◆ EXERCISE ◆
Select the lines of the records containing the word "Printed" and list them.

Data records

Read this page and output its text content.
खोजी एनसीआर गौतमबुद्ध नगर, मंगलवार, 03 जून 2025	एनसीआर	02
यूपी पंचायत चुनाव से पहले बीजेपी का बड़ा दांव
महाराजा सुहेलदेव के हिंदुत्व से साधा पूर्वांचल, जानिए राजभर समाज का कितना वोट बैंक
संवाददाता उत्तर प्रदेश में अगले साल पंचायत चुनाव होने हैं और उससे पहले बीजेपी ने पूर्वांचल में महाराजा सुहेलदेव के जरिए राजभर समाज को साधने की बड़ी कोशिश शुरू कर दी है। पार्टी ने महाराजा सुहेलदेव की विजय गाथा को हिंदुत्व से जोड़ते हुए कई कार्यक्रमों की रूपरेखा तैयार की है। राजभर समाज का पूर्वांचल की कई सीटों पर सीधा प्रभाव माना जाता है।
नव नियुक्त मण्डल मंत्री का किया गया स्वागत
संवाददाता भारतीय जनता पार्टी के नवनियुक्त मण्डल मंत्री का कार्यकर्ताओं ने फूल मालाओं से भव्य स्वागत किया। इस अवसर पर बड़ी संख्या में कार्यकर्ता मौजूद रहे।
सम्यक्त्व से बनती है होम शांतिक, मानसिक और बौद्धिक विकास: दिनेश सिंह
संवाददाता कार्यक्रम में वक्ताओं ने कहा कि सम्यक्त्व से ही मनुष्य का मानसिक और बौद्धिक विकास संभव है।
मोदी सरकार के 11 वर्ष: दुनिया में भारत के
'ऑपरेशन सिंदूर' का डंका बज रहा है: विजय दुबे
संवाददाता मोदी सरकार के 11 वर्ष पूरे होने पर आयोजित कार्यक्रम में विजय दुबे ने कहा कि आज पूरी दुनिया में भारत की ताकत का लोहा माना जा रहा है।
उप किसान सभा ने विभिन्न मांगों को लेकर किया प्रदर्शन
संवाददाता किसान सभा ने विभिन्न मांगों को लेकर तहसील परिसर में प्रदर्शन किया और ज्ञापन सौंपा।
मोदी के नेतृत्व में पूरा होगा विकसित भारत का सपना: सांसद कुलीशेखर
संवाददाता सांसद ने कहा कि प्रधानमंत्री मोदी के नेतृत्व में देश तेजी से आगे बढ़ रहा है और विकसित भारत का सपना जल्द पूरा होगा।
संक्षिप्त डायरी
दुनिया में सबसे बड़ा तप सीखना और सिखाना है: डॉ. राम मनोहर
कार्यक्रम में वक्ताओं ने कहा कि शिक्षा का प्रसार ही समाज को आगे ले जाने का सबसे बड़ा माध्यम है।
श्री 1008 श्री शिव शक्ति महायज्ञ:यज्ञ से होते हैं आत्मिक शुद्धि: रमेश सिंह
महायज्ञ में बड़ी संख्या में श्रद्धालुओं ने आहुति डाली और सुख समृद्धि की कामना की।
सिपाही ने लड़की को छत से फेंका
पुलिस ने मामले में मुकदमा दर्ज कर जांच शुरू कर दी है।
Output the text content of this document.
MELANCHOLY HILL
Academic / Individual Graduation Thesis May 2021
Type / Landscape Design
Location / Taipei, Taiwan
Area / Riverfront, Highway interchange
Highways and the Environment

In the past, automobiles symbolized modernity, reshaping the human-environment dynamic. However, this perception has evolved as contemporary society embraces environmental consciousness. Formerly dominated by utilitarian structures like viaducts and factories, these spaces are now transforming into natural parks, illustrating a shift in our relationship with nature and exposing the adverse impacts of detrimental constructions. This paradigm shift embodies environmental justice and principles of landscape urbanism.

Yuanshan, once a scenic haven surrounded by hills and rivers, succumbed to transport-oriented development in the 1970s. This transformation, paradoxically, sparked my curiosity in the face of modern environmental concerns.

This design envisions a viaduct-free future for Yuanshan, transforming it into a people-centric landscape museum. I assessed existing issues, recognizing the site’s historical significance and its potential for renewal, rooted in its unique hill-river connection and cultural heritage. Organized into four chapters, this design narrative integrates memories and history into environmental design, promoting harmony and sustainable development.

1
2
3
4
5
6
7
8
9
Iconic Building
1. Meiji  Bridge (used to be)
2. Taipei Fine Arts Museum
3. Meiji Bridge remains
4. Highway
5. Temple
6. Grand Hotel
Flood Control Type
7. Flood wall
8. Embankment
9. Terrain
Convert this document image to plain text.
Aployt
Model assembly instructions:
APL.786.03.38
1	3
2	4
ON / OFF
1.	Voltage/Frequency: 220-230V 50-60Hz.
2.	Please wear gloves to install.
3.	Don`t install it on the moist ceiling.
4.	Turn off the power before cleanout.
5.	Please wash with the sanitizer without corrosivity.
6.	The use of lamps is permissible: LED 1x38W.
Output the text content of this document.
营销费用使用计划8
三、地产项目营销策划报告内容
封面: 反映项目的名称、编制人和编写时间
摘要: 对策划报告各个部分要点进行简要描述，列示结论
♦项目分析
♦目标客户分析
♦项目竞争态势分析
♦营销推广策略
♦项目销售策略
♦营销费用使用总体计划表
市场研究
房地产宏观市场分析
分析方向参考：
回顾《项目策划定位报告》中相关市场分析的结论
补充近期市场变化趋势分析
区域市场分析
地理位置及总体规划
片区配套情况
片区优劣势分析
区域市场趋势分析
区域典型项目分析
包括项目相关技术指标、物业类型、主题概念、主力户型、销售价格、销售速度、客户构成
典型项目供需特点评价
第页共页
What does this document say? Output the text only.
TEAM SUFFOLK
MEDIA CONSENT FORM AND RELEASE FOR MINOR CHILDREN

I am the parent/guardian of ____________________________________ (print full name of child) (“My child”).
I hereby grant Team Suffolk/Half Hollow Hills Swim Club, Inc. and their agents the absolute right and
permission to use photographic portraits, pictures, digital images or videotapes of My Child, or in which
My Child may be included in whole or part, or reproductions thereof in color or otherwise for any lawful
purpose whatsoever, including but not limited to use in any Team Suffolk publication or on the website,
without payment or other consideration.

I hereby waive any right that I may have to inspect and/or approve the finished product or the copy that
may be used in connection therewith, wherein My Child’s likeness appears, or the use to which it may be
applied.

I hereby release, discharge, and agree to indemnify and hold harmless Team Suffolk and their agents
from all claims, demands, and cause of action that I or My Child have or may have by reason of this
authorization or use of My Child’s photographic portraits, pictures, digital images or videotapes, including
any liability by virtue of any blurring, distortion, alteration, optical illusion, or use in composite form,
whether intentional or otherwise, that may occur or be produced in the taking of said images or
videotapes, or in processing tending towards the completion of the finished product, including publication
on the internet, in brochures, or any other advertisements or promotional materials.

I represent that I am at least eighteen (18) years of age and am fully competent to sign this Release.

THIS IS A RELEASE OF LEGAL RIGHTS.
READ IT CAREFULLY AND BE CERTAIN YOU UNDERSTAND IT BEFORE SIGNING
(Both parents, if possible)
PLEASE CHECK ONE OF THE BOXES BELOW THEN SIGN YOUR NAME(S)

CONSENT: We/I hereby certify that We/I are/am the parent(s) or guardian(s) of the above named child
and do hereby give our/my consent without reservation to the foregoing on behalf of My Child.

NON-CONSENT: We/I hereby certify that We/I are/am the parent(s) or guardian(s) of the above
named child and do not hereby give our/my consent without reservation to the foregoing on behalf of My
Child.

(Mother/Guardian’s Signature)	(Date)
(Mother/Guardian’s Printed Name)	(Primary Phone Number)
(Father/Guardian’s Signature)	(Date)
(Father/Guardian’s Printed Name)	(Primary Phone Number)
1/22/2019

◆ THE ANSWER ◆
(Mother/Guardian’s Printed Name)	(Primary Phone Number)
(Father/Guardian’s Printed Name)	(Primary Phone Number)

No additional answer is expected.